Data records:
================

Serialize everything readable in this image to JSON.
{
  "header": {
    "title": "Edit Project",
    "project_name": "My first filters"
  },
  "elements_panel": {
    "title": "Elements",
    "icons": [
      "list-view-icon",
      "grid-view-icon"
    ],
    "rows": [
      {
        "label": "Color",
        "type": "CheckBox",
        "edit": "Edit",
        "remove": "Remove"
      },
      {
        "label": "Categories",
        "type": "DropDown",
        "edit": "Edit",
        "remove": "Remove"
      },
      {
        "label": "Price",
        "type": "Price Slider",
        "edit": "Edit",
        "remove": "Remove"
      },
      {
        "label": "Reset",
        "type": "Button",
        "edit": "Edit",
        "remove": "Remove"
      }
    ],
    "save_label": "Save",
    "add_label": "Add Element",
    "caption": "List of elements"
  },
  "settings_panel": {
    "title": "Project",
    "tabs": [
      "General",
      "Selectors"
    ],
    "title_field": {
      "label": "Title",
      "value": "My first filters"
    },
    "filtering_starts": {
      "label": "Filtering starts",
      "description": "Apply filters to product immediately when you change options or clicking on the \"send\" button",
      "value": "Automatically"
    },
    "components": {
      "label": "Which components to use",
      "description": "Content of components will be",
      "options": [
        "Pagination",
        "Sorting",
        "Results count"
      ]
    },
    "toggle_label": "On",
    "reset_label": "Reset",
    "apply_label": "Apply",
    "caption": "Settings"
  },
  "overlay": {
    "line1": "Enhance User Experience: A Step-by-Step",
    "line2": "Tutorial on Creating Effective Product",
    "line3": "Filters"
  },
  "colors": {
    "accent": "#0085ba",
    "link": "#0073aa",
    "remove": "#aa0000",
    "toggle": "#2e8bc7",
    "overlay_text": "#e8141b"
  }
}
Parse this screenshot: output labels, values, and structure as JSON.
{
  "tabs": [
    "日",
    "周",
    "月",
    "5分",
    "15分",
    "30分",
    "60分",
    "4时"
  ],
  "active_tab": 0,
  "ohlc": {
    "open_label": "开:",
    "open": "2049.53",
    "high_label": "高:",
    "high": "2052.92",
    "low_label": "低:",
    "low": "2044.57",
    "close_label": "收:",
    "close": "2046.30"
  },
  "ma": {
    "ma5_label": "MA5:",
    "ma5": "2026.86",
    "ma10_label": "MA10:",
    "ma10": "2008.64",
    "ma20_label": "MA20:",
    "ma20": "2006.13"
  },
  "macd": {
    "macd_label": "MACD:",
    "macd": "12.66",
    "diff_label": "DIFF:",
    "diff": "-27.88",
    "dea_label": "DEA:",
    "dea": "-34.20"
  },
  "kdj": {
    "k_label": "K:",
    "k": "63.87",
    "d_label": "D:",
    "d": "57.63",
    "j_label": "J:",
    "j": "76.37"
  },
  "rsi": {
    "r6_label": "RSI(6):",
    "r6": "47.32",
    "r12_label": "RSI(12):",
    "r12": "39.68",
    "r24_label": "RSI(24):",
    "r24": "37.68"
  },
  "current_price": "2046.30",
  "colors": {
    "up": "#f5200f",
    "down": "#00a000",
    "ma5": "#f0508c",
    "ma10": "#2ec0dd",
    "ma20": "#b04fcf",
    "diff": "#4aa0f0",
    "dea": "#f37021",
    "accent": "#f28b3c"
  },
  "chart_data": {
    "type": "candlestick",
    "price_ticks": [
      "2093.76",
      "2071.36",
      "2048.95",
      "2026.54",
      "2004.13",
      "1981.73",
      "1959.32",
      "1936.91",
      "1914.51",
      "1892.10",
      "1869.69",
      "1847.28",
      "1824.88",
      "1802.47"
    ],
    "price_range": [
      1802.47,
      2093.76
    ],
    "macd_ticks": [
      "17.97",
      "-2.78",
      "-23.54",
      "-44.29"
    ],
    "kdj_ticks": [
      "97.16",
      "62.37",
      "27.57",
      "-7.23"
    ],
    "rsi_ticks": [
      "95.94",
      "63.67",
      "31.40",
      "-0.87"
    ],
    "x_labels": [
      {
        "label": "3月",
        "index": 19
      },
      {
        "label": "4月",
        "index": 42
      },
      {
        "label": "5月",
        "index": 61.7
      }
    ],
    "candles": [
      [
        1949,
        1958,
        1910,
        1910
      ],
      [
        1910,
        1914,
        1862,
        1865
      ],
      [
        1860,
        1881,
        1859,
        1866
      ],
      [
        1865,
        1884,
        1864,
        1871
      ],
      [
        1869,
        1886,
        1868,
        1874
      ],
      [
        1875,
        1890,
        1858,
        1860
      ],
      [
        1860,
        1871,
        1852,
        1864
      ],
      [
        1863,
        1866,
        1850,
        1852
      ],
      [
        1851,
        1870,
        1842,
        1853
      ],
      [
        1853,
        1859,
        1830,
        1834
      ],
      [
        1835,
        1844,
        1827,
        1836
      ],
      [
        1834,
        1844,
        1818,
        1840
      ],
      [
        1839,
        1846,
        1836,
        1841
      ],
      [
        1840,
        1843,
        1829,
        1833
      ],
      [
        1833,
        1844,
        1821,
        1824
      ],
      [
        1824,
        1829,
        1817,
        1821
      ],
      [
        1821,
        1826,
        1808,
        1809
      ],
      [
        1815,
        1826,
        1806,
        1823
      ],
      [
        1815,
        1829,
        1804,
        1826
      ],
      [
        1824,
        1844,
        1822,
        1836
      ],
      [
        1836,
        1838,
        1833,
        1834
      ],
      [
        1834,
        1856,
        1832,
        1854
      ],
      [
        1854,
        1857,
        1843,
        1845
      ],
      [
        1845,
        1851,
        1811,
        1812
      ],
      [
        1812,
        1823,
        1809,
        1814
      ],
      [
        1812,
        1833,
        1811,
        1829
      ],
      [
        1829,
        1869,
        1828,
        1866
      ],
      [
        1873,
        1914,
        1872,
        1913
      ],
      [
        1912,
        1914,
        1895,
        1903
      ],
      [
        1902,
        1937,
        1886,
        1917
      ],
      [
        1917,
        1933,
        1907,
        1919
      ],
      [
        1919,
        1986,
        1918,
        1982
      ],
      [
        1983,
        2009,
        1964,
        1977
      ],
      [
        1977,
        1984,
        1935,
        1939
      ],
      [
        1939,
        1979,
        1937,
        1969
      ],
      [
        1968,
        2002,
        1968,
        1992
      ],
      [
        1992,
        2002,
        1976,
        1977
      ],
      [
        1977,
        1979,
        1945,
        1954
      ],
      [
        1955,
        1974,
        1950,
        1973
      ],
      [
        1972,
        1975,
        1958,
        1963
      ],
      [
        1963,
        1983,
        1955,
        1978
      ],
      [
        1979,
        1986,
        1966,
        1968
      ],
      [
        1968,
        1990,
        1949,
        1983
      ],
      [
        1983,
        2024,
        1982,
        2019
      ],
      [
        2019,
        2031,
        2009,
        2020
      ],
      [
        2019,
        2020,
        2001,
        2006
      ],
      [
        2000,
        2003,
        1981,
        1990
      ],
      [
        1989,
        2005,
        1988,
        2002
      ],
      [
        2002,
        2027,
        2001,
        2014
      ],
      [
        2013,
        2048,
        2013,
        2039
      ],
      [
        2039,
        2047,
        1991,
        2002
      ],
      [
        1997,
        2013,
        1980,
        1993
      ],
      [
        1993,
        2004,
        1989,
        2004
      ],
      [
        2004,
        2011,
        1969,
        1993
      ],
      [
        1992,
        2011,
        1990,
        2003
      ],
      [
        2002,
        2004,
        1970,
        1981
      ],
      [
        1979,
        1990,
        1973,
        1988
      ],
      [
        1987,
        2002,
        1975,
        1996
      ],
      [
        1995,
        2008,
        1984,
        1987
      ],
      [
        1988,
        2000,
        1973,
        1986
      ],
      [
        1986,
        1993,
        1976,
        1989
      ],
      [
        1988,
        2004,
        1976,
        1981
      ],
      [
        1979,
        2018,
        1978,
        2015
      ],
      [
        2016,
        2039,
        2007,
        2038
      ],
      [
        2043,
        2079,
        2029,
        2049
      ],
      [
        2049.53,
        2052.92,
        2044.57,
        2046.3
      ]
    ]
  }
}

================

Problem requirements: Copy every line in the records above that contains the word "type".

Problem solution:
        "type": "CheckBox",
        "type": "DropDown",
        "type": "Price Slider",
        "type": "Button",
    "type": "candlestick",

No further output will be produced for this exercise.